::: Dataset excerpts

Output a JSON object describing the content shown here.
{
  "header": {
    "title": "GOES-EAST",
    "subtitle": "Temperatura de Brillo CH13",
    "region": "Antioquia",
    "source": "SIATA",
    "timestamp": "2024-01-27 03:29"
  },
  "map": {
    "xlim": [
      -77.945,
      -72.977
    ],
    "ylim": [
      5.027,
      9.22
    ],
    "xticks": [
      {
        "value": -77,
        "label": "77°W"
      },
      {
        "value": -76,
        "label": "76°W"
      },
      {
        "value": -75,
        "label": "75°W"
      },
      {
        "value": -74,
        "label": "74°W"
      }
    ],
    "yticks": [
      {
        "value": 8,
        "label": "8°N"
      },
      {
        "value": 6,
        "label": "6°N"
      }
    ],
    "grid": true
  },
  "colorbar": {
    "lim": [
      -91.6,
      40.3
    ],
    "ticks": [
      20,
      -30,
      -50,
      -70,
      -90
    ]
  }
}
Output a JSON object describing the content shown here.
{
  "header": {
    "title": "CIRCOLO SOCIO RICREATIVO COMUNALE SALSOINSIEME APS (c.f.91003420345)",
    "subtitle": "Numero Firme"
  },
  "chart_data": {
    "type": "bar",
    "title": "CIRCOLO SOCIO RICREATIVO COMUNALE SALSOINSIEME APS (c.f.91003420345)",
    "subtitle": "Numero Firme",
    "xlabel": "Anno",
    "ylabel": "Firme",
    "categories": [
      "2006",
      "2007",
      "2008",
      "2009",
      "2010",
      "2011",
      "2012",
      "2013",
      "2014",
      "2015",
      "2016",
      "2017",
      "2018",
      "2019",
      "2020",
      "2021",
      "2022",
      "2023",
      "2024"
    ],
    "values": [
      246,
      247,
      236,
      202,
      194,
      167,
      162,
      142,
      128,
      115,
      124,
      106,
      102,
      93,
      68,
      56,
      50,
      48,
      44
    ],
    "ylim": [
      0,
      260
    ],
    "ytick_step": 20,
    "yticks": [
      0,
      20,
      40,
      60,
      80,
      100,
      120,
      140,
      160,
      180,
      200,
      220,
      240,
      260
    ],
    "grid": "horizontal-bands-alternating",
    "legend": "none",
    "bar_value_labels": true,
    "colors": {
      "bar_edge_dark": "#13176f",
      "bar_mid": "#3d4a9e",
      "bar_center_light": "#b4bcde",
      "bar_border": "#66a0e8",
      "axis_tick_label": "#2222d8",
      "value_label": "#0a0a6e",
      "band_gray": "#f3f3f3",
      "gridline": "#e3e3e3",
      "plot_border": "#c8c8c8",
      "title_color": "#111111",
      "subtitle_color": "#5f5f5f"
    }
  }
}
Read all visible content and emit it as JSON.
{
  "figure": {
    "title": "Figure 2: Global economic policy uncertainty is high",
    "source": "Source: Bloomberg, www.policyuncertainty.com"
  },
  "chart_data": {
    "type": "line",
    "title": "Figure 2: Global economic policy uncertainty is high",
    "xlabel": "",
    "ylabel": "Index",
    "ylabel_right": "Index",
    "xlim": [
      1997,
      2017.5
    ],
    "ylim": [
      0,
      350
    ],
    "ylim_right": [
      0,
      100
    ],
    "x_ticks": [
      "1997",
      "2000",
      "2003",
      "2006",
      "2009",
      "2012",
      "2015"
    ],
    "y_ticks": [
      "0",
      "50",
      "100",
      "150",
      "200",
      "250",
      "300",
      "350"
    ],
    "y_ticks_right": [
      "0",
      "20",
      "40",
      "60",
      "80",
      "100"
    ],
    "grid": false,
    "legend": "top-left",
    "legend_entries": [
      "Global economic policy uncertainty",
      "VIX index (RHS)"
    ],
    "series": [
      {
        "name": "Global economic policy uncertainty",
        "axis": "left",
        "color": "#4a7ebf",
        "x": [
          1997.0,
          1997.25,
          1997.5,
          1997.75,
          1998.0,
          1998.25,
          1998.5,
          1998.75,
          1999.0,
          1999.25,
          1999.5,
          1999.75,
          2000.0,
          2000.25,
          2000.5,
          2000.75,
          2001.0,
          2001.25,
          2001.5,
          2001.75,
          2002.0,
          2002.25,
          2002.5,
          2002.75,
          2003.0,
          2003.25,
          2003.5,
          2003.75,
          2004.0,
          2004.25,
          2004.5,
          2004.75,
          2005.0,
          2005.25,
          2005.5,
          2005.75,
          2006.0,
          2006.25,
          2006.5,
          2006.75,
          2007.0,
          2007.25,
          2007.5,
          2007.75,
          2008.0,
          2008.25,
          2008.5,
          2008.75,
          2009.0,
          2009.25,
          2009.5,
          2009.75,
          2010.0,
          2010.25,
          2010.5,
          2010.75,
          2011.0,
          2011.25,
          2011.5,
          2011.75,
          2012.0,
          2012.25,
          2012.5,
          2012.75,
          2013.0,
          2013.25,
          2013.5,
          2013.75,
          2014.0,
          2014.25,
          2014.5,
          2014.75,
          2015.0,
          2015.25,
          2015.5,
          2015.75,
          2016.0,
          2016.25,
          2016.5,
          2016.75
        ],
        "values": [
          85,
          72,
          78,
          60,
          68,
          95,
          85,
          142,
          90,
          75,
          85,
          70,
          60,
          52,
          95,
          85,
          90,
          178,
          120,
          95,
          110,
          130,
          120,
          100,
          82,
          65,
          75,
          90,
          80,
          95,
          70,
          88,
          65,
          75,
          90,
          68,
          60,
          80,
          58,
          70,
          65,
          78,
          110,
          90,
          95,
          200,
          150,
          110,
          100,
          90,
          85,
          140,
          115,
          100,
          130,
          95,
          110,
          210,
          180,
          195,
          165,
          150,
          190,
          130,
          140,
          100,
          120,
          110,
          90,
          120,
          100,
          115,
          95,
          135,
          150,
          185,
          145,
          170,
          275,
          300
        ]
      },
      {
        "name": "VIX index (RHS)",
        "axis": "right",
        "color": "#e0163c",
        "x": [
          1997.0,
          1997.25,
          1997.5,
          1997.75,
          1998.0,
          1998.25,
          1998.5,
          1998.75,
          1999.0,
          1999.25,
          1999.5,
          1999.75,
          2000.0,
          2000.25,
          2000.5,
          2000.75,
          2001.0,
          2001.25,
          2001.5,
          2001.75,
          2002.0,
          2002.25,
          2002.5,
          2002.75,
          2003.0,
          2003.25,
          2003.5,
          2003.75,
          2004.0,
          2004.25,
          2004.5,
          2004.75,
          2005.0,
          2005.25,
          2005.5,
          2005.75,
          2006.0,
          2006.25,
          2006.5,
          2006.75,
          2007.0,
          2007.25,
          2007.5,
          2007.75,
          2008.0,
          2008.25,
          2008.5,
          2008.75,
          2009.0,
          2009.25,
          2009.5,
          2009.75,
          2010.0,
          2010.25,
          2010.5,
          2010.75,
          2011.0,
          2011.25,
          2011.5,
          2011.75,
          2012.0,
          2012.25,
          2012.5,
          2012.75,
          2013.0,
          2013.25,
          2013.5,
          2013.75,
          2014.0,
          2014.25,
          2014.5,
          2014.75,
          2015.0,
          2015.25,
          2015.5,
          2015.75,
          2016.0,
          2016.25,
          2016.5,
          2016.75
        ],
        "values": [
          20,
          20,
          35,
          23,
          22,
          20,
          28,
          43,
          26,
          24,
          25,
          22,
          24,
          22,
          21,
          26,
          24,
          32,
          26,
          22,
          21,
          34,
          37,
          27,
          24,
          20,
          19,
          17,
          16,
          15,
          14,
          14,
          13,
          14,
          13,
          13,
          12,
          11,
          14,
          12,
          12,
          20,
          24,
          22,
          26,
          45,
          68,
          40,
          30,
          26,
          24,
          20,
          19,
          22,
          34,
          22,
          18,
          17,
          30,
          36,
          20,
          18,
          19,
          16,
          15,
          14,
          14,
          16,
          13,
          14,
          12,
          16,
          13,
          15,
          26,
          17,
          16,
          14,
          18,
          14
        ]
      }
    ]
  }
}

::::::

__Exercise requirements__. For the listing above, identify each line bearing "Firme".

__Solution to this task__.
    "subtitle": "Numero Firme"
    "subtitle": "Numero Firme",
    "ylabel": "Firme",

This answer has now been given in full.